= CHALLENGE =
Copy the material below line for line, keeping every character unchanged.

--- START THE RECORDS ---

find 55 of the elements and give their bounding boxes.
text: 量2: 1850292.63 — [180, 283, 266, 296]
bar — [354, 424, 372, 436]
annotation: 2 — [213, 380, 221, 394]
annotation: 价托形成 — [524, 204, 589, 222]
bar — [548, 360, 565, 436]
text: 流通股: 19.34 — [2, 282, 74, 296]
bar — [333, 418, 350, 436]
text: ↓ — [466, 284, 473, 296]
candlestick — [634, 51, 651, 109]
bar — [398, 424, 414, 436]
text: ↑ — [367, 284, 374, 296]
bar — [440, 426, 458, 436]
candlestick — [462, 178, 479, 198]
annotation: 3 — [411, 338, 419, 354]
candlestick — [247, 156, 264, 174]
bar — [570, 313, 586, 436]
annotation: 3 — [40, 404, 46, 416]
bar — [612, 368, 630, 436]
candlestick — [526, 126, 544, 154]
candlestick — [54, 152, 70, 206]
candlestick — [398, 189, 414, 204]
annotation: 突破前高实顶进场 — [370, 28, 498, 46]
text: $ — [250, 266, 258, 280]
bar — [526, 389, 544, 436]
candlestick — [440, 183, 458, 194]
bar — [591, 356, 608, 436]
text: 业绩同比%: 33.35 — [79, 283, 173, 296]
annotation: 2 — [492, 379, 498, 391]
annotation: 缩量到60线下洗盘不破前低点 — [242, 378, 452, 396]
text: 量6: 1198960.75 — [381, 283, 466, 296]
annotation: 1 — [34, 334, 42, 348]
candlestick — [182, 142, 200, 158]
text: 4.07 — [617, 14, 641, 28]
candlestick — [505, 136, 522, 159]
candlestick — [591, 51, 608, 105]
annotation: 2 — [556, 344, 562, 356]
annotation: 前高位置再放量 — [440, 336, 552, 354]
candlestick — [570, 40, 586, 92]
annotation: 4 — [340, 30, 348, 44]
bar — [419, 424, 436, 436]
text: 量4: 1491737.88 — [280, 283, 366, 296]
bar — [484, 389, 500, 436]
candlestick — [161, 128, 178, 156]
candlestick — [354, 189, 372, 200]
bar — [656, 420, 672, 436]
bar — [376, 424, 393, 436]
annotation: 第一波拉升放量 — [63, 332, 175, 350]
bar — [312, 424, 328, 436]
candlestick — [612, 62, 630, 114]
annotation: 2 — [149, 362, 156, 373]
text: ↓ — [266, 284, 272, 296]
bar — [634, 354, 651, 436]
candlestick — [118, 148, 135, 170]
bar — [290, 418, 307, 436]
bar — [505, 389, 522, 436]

--- END THE RECORDS ---

= THE REPLY =
find 55 of the elements and give their bounding boxes.
text: 量2: 1850292.63 — [180, 283, 266, 296]
bar — [354, 424, 372, 436]
annotation: 2 — [213, 380, 221, 394]
annotation: 价托形成 — [524, 204, 589, 222]
bar — [548, 360, 565, 436]
text: 流通股: 19.34 — [2, 282, 74, 296]
bar — [333, 418, 350, 436]
text: ↓ — [466, 284, 473, 296]
candlestick — [634, 51, 651, 109]
bar — [398, 424, 414, 436]
text: ↑ — [367, 284, 374, 296]
bar — [440, 426, 458, 436]
candlestick — [462, 178, 479, 198]
annotation: 3 — [411, 338, 419, 354]
candlestick — [247, 156, 264, 174]
bar — [570, 313, 586, 436]
annotation: 3 — [40, 404, 46, 416]
bar — [612, 368, 630, 436]
candlestick — [526, 126, 544, 154]
candlestick — [54, 152, 70, 206]
candlestick — [398, 189, 414, 204]
annotation: 突破前高实顶进场 — [370, 28, 498, 46]
text: $ — [250, 266, 258, 280]
bar — [526, 389, 544, 436]
candlestick — [440, 183, 458, 194]
bar — [591, 356, 608, 436]
text: 业绩同比%: 33.35 — [79, 283, 173, 296]
annotation: 2 — [492, 379, 498, 391]
annotation: 缩量到60线下洗盘不破前低点 — [242, 378, 452, 396]
text: 量6: 1198960.75 — [381, 283, 466, 296]
annotation: 1 — [34, 334, 42, 348]
candlestick — [182, 142, 200, 158]
text: 4.07 — [617, 14, 641, 28]
candlestick — [505, 136, 522, 159]
candlestick — [591, 51, 608, 105]
annotation: 2 — [556, 344, 562, 356]
annotation: 前高位置再放量 — [440, 336, 552, 354]
candlestick — [570, 40, 586, 92]
annotation: 4 — [340, 30, 348, 44]
bar — [419, 424, 436, 436]
text: 量4: 1491737.88 — [280, 283, 366, 296]
bar — [484, 389, 500, 436]
candlestick — [161, 128, 178, 156]
candlestick — [354, 189, 372, 200]
bar — [656, 420, 672, 436]
bar — [376, 424, 393, 436]
annotation: 第一波拉升放量 — [63, 332, 175, 350]
bar — [312, 424, 328, 436]
candlestick — [612, 62, 630, 114]
annotation: 2 — [149, 362, 156, 373]
text: ↓ — [266, 284, 272, 296]
bar — [634, 354, 651, 436]
candlestick — [118, 148, 135, 170]
bar — [290, 418, 307, 436]
bar — [505, 389, 522, 436]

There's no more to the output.